- SELECTION

+ + + + + + +

Page MenuHomePhabricator

[AMDGPU][GlobalISel] Transform (fsub (fmul x, y), z) -> (fma x, y, -z)
Needs ReviewPublic

Authored by matejam on Feb 12 2021, 9:29 AM.

Details

Summary

Instead of sub and mul instructions, use v_mad, v_mac or v_fma if fma
instructions are faster and are legal for the given architecture.
Combiner for a simple case that has only one subtraction and one
multiplication instruction and transforms them into some of the fma
instructions depending on the architecture.

Diff Detail

Event Timeline

matejam created this revision.Feb 12 2021, 9:29 AM
matejam requested review of this revision.Feb 12 2021, 9:29 AM
arsenm added inline comments.Feb 12 2021, 9:39 AM
llvm/lib/CodeGen/GlobalISel/CombinerHelper.cpp
4085–4086

This should probably allow vectors we can break down later too

4088

Don't see where isFMADLegal is fedined

4107–4119

I'm not sure I follow this heuristic, or what SwapPriority means

4160–4161

The types are all identical, there's no reason to query every type

4164

You can directly use the type and avoid the explicit createGenericVirtualRegister with
auto Neg = B.buildFNeg(Ty, X)

llvm/test/CodeGen/AMDGPU/GlobalISel/combine-fma-sub-mul.ll
118–119

Why did we fail to fold the modifier here?

+ + + + + + +

- DATA RECORDS
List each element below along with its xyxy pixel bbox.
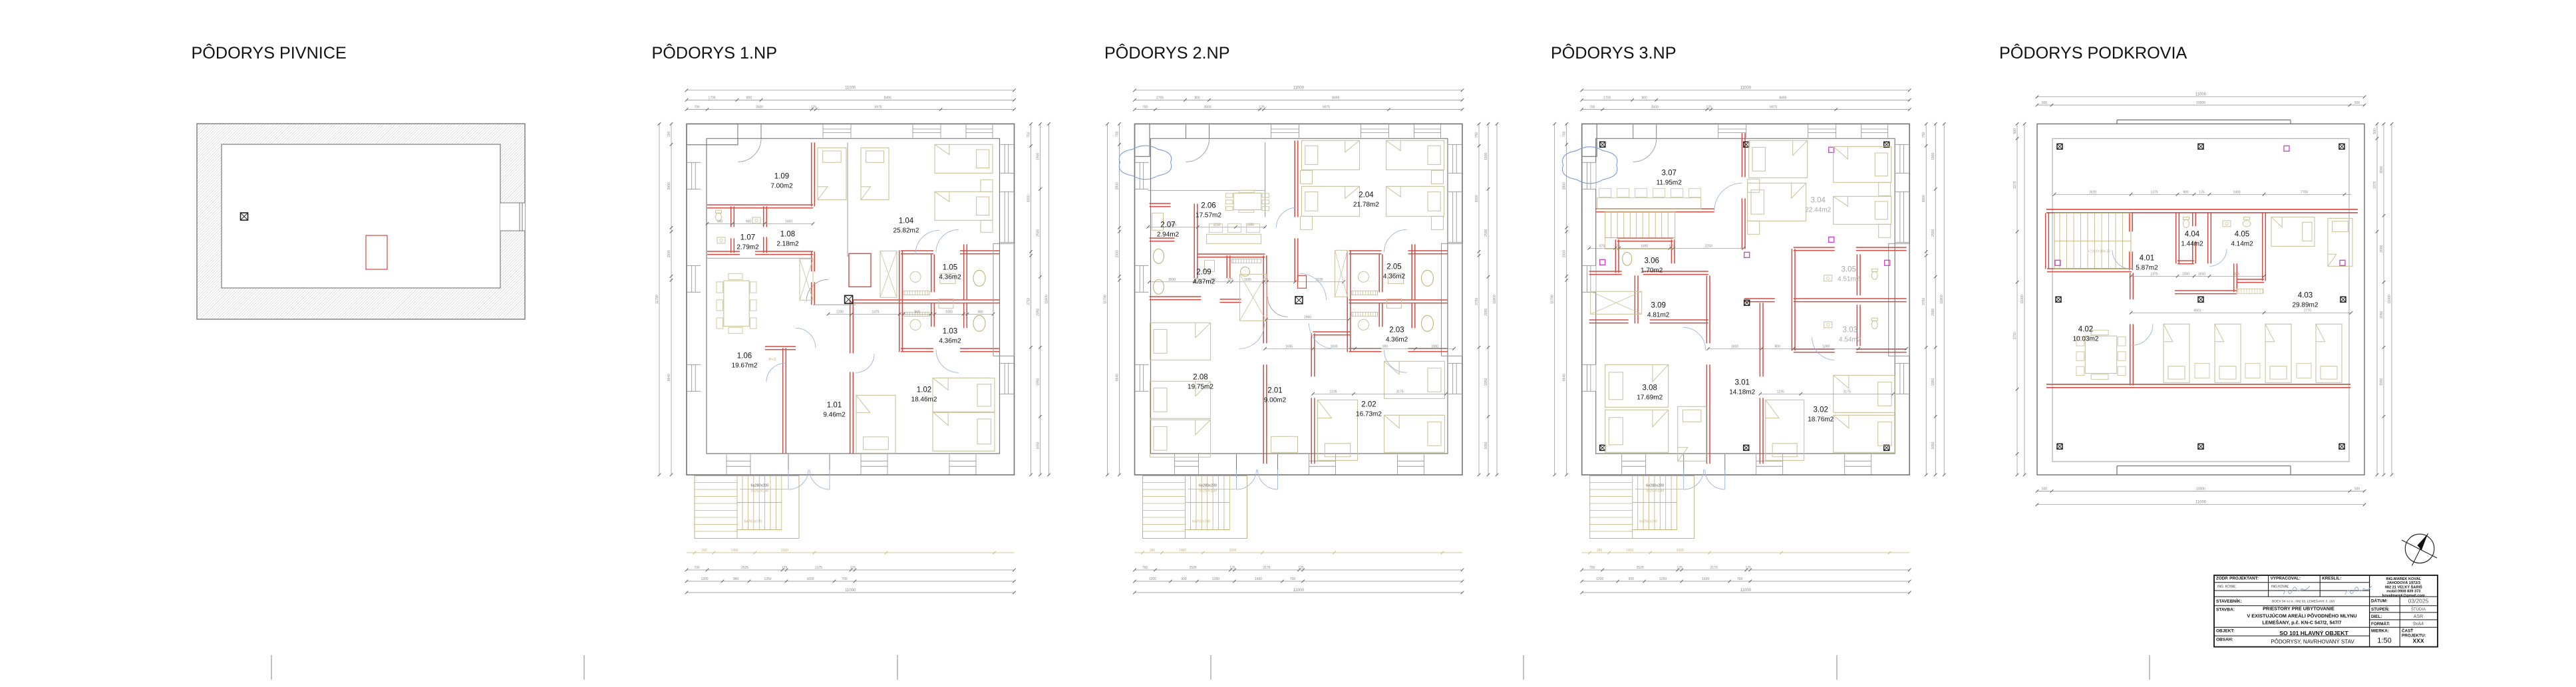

+ + + + + + +

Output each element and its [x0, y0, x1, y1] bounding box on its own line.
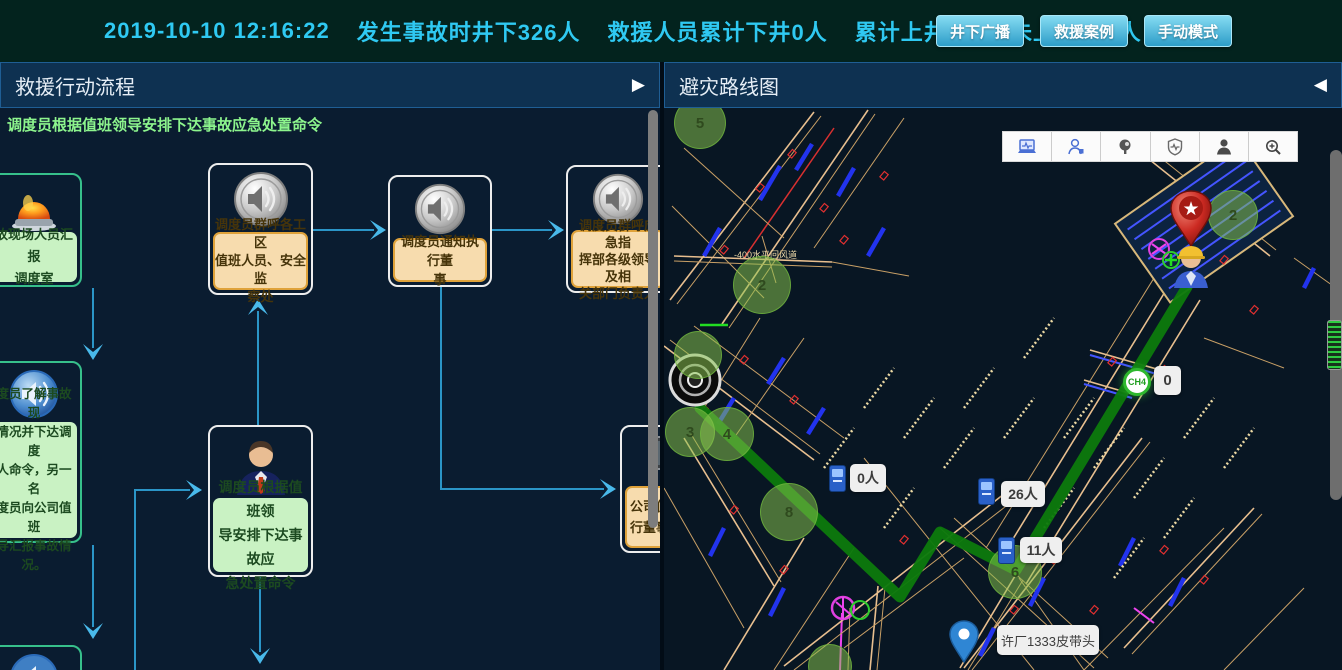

+ + + + + + +

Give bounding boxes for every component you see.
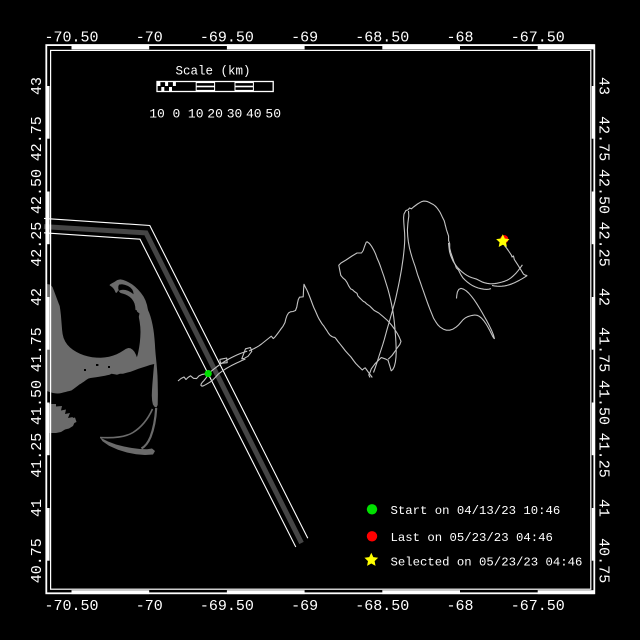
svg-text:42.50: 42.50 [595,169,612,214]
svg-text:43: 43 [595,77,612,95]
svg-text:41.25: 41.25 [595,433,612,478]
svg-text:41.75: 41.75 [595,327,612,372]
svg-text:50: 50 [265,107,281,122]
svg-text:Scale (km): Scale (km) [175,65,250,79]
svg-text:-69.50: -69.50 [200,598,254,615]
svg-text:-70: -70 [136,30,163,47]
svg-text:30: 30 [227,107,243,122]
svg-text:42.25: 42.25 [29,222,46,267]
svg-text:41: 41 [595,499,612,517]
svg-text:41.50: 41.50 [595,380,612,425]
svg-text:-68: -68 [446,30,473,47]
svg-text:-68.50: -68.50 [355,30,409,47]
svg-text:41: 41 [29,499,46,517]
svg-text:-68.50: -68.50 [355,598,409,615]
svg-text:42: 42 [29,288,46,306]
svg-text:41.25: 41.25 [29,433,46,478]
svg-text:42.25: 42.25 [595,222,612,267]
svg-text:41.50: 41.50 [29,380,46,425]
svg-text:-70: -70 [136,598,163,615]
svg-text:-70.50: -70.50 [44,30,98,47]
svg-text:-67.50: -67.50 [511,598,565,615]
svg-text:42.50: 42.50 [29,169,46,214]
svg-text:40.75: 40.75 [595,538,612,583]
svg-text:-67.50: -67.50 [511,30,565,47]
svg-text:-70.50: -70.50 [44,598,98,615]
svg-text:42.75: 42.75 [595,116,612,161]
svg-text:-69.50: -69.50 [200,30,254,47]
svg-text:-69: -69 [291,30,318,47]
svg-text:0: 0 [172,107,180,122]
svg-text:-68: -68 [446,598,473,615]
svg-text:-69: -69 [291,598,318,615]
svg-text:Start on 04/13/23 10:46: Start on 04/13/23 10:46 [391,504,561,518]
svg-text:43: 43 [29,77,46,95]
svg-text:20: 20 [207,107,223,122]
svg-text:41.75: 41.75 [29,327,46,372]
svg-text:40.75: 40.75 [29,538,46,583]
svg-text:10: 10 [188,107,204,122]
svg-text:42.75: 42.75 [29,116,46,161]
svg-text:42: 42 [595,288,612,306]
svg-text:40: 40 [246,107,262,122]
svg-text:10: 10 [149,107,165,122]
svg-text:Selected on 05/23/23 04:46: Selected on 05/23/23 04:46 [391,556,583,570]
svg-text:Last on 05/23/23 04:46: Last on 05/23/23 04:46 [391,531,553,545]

+ + + + + + +

- EXERCISE SET
• A. Reproduce the part of the review page from "Authored by matejam" to "on the architecture.".
• B. According to the summary in the review page, which instructions should be used in place of sub and mul instructions?
• C. Using the review page, decide whether each statement agrees with it, and quote the words that decide it: (i) The revision was authored by arsenm. (ii) One inline comment states that the types are all identical. (iii) The combiner covers cases with several subtraction instructions.
Rely only on the review page when answering.

- SOLUTIONS TO THE TASKS
• A.
Authored by matejam on Feb 12 2021, 9:29 AM.

Details

Summary

Instead of sub and mul instructions, use v_mad, v_mac or v_fma if fma
instructions are faster and are legal for the given architecture.
Combiner for a simple case that has only one subtraction and one
multiplication instruction and transforms them into some of the fma
instructions depending on the architecture.

• B. v_mad, v_mac or v_fma

• C.
(i) No: "Authored by matejam on Feb 12 2021, 9:29 AM."
(ii) Yes: "The types are all identical, there's no reason to query every type"
(iii) No: "a simple case that has only one subtraction and one multiplication instruction"